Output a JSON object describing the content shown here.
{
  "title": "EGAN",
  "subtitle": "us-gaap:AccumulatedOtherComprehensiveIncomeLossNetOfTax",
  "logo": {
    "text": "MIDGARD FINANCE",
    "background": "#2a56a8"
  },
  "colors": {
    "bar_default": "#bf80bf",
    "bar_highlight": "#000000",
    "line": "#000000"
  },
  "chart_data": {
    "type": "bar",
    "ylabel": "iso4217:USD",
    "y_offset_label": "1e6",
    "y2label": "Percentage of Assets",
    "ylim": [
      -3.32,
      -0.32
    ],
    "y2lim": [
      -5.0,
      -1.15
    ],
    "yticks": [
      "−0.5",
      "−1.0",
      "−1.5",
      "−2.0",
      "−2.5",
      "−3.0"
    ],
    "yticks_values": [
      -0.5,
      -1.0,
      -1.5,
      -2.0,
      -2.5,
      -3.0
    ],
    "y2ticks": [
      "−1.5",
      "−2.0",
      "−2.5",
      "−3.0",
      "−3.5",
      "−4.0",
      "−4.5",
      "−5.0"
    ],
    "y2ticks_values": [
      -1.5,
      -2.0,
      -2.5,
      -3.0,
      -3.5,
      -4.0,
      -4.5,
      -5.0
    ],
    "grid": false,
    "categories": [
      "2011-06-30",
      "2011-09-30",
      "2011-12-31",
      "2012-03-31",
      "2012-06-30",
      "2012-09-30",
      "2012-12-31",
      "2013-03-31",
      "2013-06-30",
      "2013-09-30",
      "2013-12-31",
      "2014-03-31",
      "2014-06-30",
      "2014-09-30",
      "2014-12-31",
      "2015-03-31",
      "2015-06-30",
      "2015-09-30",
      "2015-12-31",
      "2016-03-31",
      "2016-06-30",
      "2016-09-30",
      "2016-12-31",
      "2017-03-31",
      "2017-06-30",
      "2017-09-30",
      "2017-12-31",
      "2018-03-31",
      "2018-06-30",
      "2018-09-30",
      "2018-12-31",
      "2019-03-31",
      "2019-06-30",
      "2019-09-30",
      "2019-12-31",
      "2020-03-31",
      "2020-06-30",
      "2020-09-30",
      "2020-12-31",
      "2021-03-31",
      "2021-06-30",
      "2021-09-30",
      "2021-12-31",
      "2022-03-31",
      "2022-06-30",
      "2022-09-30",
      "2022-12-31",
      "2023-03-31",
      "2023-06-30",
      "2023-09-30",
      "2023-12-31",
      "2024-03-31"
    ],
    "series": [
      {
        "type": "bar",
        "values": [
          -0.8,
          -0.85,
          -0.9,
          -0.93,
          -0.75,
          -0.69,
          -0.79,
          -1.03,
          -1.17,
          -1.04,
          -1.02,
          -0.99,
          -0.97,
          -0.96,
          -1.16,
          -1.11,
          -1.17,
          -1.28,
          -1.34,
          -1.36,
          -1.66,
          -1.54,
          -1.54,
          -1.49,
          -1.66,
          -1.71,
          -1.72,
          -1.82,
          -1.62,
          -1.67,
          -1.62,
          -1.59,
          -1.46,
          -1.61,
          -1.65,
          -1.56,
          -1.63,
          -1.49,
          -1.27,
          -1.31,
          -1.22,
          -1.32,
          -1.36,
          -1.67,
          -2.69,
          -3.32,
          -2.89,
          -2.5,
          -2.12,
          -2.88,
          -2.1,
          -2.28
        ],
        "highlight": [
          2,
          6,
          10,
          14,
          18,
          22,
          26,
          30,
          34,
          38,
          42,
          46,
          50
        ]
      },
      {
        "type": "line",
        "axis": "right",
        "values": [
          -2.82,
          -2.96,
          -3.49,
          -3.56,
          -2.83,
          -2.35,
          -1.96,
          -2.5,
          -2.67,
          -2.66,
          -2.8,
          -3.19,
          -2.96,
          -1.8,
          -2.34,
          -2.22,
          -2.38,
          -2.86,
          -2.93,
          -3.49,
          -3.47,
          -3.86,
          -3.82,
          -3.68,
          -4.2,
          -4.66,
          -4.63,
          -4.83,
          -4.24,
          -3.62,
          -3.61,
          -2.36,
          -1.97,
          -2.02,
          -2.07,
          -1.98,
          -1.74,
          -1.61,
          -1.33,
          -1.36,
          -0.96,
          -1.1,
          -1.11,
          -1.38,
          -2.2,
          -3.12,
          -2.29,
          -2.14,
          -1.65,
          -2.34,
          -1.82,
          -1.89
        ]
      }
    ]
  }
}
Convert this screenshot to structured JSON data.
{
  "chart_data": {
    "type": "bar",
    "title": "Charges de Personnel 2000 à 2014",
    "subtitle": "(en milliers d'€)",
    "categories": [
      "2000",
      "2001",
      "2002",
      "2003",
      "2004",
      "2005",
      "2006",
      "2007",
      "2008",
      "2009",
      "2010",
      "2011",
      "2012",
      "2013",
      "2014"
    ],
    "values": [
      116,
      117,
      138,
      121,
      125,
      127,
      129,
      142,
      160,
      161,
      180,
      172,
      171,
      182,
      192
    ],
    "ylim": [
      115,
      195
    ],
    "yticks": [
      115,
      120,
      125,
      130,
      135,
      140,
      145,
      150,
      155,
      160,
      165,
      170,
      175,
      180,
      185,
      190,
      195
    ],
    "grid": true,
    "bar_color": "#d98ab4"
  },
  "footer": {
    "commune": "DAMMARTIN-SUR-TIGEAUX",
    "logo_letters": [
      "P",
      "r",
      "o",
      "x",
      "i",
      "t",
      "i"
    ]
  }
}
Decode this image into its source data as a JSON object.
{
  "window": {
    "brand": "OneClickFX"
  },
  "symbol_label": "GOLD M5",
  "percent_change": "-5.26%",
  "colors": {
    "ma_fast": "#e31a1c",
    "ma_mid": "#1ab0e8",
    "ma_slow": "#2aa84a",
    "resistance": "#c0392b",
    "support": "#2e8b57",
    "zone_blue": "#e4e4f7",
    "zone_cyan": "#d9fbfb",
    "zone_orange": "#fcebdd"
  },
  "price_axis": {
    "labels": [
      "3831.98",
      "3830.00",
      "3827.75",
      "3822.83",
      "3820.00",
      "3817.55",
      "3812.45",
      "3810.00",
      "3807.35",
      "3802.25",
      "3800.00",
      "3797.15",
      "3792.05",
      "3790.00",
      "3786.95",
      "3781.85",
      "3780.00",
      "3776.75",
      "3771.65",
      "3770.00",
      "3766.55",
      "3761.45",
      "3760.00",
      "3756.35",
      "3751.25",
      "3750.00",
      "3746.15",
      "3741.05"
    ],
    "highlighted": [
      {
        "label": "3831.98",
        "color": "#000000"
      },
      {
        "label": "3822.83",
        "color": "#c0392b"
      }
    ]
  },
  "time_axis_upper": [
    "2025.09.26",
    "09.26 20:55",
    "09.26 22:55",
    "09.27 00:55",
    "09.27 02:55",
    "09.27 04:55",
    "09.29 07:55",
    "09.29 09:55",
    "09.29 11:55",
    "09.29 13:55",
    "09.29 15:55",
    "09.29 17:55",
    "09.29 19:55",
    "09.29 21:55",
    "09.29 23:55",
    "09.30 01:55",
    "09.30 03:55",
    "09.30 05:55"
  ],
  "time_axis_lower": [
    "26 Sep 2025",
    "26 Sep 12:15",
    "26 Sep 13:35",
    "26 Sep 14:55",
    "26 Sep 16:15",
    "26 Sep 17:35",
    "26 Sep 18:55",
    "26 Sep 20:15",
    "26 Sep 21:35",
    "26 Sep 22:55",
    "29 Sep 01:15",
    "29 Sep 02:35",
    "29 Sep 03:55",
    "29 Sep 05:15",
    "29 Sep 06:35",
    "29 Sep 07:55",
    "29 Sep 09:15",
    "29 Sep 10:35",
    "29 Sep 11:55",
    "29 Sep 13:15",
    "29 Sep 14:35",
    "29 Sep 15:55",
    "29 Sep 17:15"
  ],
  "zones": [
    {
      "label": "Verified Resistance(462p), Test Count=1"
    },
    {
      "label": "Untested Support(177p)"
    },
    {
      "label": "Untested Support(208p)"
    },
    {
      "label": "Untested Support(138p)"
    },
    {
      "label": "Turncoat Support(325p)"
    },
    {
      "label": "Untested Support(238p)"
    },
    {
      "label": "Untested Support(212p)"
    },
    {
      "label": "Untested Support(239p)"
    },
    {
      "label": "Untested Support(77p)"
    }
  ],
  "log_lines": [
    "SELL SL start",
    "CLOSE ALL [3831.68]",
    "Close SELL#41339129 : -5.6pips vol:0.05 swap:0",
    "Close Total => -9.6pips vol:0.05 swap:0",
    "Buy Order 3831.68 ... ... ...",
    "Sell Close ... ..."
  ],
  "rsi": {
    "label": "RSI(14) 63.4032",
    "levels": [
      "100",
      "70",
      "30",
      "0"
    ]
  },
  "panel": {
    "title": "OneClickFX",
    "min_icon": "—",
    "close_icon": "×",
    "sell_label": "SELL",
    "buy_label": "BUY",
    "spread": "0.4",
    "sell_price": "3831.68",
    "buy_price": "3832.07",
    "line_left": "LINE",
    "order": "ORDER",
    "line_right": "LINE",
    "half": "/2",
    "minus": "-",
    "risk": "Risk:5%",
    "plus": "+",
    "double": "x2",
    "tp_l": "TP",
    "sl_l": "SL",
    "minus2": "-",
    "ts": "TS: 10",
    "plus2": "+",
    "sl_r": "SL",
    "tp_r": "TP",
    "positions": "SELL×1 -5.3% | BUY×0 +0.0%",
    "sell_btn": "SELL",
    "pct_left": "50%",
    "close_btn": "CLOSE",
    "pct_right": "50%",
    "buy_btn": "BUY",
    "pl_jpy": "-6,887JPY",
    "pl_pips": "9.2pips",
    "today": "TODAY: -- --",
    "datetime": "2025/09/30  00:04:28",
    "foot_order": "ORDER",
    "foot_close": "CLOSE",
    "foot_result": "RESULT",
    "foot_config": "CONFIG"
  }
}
★ ★ ★ ★ ★ ★ ★
→ Your instructions: Work through the listing above and report how many lines include the string "Untested", with no other text.

→ Exercise answer: 7